■ Work to do:
**1)** Print everything in the MovieLens notebook from "# Load the Necessary" down to "header=None)".
**2)** Check each statement against the MovieLens notebook. Give yes or no for each, and quote the words of the notebook that decide it. (a) The u.data file is read using a tab as the separator. (b) The columns named for the user data include "income". (c) MinMaxScaler is imported from sklearn.preprocessing.

■ Source document:
════

# Import the Necessary Libraries/Packages

In [None]:
# Import the necessary libraries/packages
import pandas as pd
import numpy as np
from sklearn.model_selection import train_test_split
from sklearn.preprocessing import MinMaxScaler
import matplotlib.pyplot as plt
from sklearn.neural_network import MLPClassifier

# Load the Necessary Data Sets

In [None]:
# Load the MovieLens data sets
full_data = pd.read_csv("u.data", 
                        names=["user_id", "item_id", "rating", "timestamp"],
                        sep="\t",
                        header=None)

item_data = pd.read_csv("u.item",
                        names=["movie_id", "movie_title", "release_date", "video_release_date", "IMDb_url", "unknown",
                               "Action", "Adventure", "Animation", "Children's", "Comedy", "Crime", "Documentary", "Drama",
                               "Fantasy", "Film-Noir", "Horror", "Musical", "Mystery", "Romance", "Sci-Fi", "Thriller", "War",
                               "Western"],
                        sep="|",
                        header=None,
                        encoding="latin-1")

user_data = pd.read_csv("u.user",
                        names=["u_id", "age", "gender", "occupation", "zip_code"],
                        sep="|",
                        header=None,
                        encoding="latin-1")

════

(Layout region records)
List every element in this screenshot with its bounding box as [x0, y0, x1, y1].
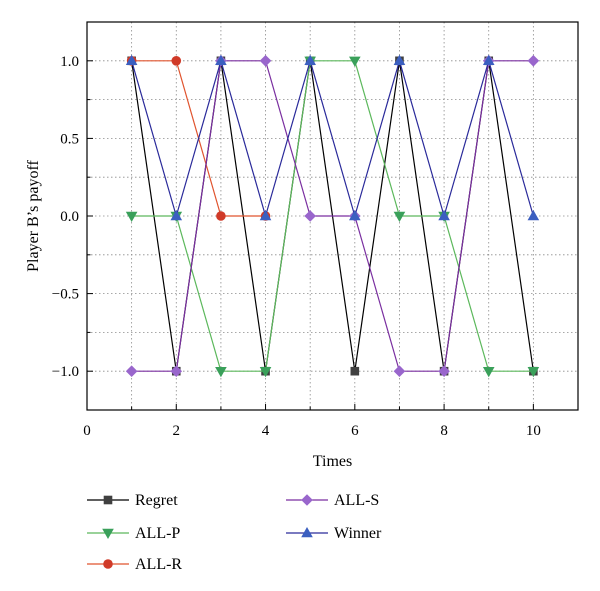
- x-tick-label: 10: [526, 423, 541, 439]
- legend: Regret ALL-P ALL-R ALL-S Winner: [87, 492, 382, 573]
- data-point-all-r: [216, 211, 226, 221]
- data-point-all-s: [259, 55, 272, 67]
- data-point-winner: [304, 54, 316, 65]
- data-point-winner: [482, 54, 495, 65]
- data-point-winner: [438, 210, 450, 221]
- data-point-winner: [215, 54, 227, 65]
- series-line-all-p: [131, 60, 534, 372]
- y-tick-label: 0.0: [60, 209, 79, 225]
- x-tick-label: 2: [173, 423, 181, 439]
- y-tick-label: −1.0: [52, 364, 79, 380]
- legend-marker-all-r: [103, 559, 113, 569]
- series-layer: [125, 54, 540, 378]
- data-point-all-p: [527, 367, 540, 378]
- data-point-all-s: [304, 210, 316, 222]
- x-tick-label: 8: [440, 423, 448, 439]
- y-axis-label: Player B’s payoff: [25, 159, 42, 271]
- y-tick-label: 1.0: [60, 54, 79, 70]
- data-point-winner: [349, 210, 361, 221]
- data-point-all-p: [215, 367, 227, 378]
- legend-item-all-p: ALL-P: [87, 525, 180, 542]
- ticks: 0 2 4 6 8 10 1.0 0.5 0.0 −0.5 −1.0: [52, 54, 541, 439]
- x-axis-label: Times: [313, 453, 352, 470]
- series-winner: [125, 54, 540, 221]
- data-point-all-s: [438, 365, 450, 377]
- legend-marker-all-p: [102, 528, 114, 539]
- data-point-winner: [393, 54, 406, 65]
- data-point-all-s: [170, 365, 183, 377]
- legend-label-all-r: ALL-R: [135, 556, 182, 573]
- legend-marker-winner: [301, 527, 313, 538]
- legend-marker-all-s: [301, 494, 313, 506]
- legend-marker-regret: [103, 495, 113, 505]
- data-point-all-s: [125, 365, 138, 377]
- legend-item-winner: Winner: [286, 525, 382, 542]
- legend-label-all-p: ALL-P: [135, 525, 180, 542]
- y-tick-label: −0.5: [52, 287, 79, 303]
- series-line-all-s: [131, 60, 534, 372]
- data-point-winner: [170, 210, 183, 221]
- data-point-all-p: [125, 211, 138, 222]
- legend-label-winner: Winner: [334, 525, 382, 542]
- data-point-all-r: [171, 56, 182, 66]
- data-point-winner: [527, 210, 540, 221]
- data-point-all-s: [393, 365, 406, 377]
- x-tick-label: 4: [262, 423, 270, 439]
- data-point-all-p: [393, 211, 406, 222]
- data-point-all-s: [527, 55, 540, 67]
- legend-item-all-s: ALL-S: [286, 492, 379, 509]
- data-point-winner: [259, 210, 272, 221]
- legend-item-regret: Regret: [87, 492, 178, 509]
- data-point-all-p: [259, 367, 272, 378]
- legend-label-all-s: ALL-S: [334, 492, 379, 509]
- y-tick-label: 0.5: [60, 131, 79, 147]
- data-point-regret: [350, 366, 360, 376]
- data-point-all-p: [349, 56, 361, 67]
- legend-item-all-r: ALL-R: [87, 556, 182, 573]
- x-tick-label: 6: [351, 423, 359, 439]
- data-point-all-p: [482, 367, 495, 378]
- data-point-winner: [125, 54, 138, 65]
- legend-label-regret: Regret: [135, 492, 178, 509]
- x-tick-label: 0: [83, 423, 91, 439]
- series-line-winner: [131, 58, 534, 219]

════

■ Expected results:
**1)**
# Load the Necessary Data Sets

In [None]:
# Load the MovieLens data sets
full_data = pd.read_csv("u.data", 
                        names=["user_id", "item_id", "rating", "timestamp"],
                        sep="\t",
                        header=None)

**2)**
(a) Yes: sep="\t"
(b) No: names=["u_id", "age", "gender", "occupation", "zip_code"]
(c) Yes: from sklearn.preprocessing import MinMaxScaler